:: GOAL ::
All lines in the data bearing the string "Technical" should be identified and copied.

====== RECORDS FOR PROCESSING

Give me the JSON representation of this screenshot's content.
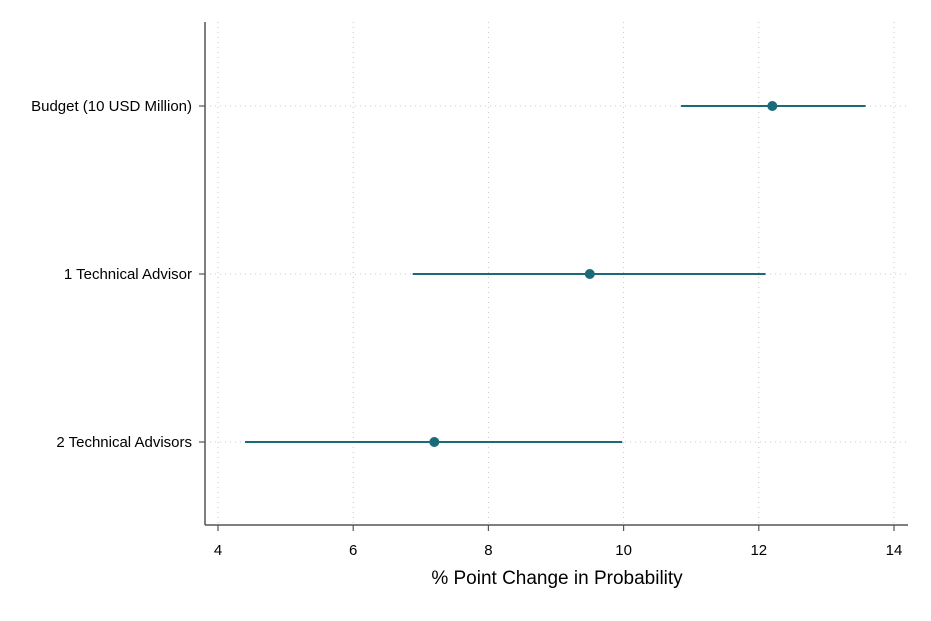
{
  "chart_data": {
    "type": "scatter",
    "title": "",
    "xlabel": "% Point Change in Probability",
    "ylabel": "",
    "xlim": [
      4,
      14
    ],
    "xticks": [
      4,
      6,
      8,
      10,
      12,
      14
    ],
    "xtick_labels": [
      "4",
      "6",
      "8",
      "10",
      "12",
      "14"
    ],
    "grid": true,
    "legend": "none",
    "color": "#1a6a7a",
    "series": [
      {
        "points": [
          {
            "label": "Budget (10 USD Million)",
            "estimate": 12.2,
            "low": 10.85,
            "high": 13.58
          },
          {
            "label": "1 Technical Advisor",
            "estimate": 9.5,
            "low": 6.88,
            "high": 12.1
          },
          {
            "label": "2 Technical Advisors",
            "estimate": 7.2,
            "low": 4.4,
            "high": 9.98
          }
        ]
      }
    ]
  }
}
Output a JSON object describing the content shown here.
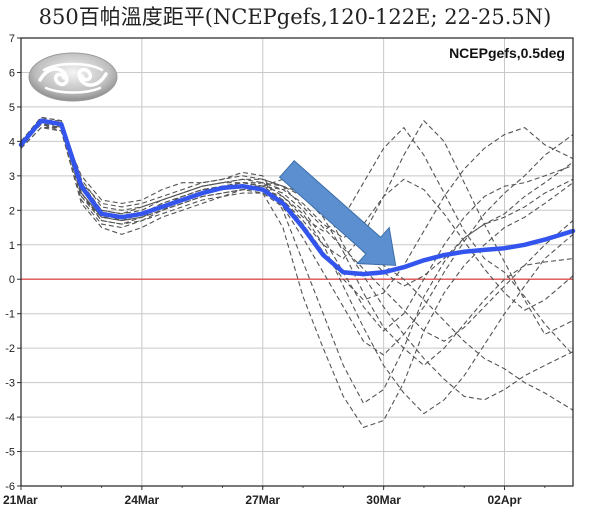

============

:: SOLUTION TO THIS EXERCISE ::
            "label": "1 Technical Advisor",
            "label": "2 Technical Advisors",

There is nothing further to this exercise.